#### Brief:
Extract the records below word for word and ignore the images.

#### Dataset records:

#####

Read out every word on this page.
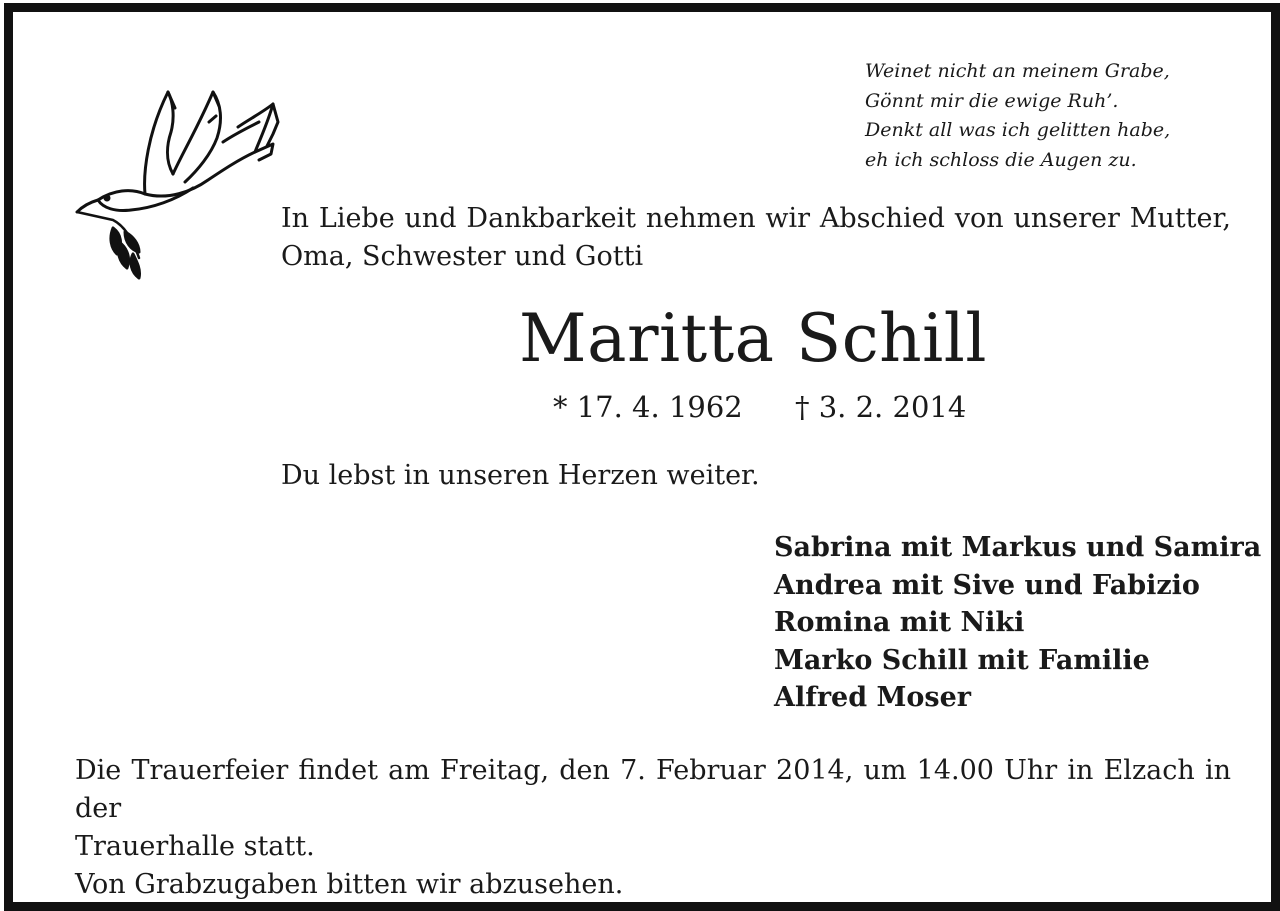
Weinet nicht an meinem Grabe,
Gönnt mir die ewige Ruh’.
Denkt all was ich gelitten habe,
eh ich schloss die Augen zu.
In Liebe und Dankbarkeit nehmen wir Abschied von unserer Mutter, Oma, Schwester und Gotti
Maritta Schill
* 17. 4. 1962 † 3. 2. 2014
Du lebst in unseren Herzen weiter.
Sabrina mit Markus und Samira
Andrea mit Sive und Fabizio
Romina mit Niki
Marko Schill mit Familie
Alfred Moser
Die Trauerfeier findet am Freitag, den 7. Februar 2014, um 14.00 Uhr in Elzach in der
Trauerhalle statt.
Von Grabzugaben bitten wir abzusehen.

#####

#### Answer in full:
Read out every word on this page.
Weinet nicht an meinem Grabe,
Gönnt mir die ewige Ruh’.
Denkt all was ich gelitten habe,
eh ich schloss die Augen zu.
In Liebe und Dankbarkeit nehmen wir Abschied von unserer Mutter, Oma, Schwester und Gotti
Maritta Schill
* 17. 4. 1962 † 3. 2. 2014
Du lebst in unseren Herzen weiter.
Sabrina mit Markus und Samira
Andrea mit Sive und Fabizio
Romina mit Niki
Marko Schill mit Familie
Alfred Moser
Die Trauerfeier findet am Freitag, den 7. Februar 2014, um 14.00 Uhr in Elzach in der
Trauerhalle statt.
Von Grabzugaben bitten wir abzusehen.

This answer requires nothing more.